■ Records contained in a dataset
........

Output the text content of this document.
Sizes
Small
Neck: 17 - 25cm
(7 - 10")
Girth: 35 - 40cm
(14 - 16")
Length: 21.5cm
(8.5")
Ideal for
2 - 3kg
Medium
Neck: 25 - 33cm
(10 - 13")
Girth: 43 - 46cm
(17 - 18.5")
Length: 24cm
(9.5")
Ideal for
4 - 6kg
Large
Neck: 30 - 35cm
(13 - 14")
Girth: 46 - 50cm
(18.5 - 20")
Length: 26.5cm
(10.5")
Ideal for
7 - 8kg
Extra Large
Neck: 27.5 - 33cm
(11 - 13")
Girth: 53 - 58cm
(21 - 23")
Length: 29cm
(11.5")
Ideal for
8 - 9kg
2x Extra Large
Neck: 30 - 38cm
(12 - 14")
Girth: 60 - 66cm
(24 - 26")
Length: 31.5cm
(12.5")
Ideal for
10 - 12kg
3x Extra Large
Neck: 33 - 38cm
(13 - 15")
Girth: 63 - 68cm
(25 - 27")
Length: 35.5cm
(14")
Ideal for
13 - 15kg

........

■ WRITTEN INSTRUCTION
Copy every line verbatim.

■ REPLY TO THE TASK
Output the text content of this document.
Sizes
Small
Neck: 17 - 25cm
(7 - 10")
Girth: 35 - 40cm
(14 - 16")
Length: 21.5cm
(8.5")
Ideal for
2 - 3kg
Medium
Neck: 25 - 33cm
(10 - 13")
Girth: 43 - 46cm
(17 - 18.5")
Length: 24cm
(9.5")
Ideal for
4 - 6kg
Large
Neck: 30 - 35cm
(13 - 14")
Girth: 46 - 50cm
(18.5 - 20")
Length: 26.5cm
(10.5")
Ideal for
7 - 8kg
Extra Large
Neck: 27.5 - 33cm
(11 - 13")
Girth: 53 - 58cm
(21 - 23")
Length: 29cm
(11.5")
Ideal for
8 - 9kg
2x Extra Large
Neck: 30 - 38cm
(12 - 14")
Girth: 60 - 66cm
(24 - 26")
Length: 31.5cm
(12.5")
Ideal for
10 - 12kg
3x Extra Large
Neck: 33 - 38cm
(13 - 15")
Girth: 63 - 68cm
(25 - 27")
Length: 35.5cm
(14")
Ideal for
13 - 15kg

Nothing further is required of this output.